(Data listing)
------------------------

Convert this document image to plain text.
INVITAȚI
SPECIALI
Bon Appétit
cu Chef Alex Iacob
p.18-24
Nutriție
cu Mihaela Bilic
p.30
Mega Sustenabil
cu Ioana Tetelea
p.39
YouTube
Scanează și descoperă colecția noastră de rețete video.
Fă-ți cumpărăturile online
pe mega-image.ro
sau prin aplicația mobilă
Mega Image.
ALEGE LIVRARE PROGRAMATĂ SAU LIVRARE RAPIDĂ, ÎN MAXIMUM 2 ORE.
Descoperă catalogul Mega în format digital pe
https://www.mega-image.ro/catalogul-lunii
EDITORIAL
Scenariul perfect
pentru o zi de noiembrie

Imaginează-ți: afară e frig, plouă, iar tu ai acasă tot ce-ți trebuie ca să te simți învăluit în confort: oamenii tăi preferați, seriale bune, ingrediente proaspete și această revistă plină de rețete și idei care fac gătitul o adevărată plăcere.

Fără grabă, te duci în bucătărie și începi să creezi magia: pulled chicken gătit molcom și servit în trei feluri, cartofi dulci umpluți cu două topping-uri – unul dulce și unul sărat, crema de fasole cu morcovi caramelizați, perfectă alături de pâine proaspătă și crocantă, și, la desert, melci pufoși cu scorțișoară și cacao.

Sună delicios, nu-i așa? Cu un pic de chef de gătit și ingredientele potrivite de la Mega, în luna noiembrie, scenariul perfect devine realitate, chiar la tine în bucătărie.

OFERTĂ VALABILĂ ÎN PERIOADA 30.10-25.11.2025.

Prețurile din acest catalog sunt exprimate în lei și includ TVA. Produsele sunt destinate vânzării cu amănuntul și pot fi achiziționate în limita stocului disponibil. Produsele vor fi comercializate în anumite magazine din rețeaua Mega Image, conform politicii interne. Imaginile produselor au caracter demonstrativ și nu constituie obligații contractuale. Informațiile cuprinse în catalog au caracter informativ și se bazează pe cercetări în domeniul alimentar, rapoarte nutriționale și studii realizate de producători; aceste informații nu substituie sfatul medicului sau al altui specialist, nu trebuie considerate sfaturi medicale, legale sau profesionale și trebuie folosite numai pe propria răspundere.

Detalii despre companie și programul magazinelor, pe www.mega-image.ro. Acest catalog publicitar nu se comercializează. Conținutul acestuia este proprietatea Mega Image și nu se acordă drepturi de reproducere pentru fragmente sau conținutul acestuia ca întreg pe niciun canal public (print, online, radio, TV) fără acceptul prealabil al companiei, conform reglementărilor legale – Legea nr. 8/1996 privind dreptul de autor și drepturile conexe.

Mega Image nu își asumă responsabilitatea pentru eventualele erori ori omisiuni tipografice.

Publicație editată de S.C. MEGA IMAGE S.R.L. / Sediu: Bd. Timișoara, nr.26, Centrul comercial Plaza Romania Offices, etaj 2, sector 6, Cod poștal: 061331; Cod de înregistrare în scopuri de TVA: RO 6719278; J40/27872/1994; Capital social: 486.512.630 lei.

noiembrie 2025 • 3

------------------------

Answer only with how many lines in the records include "catalogul".

2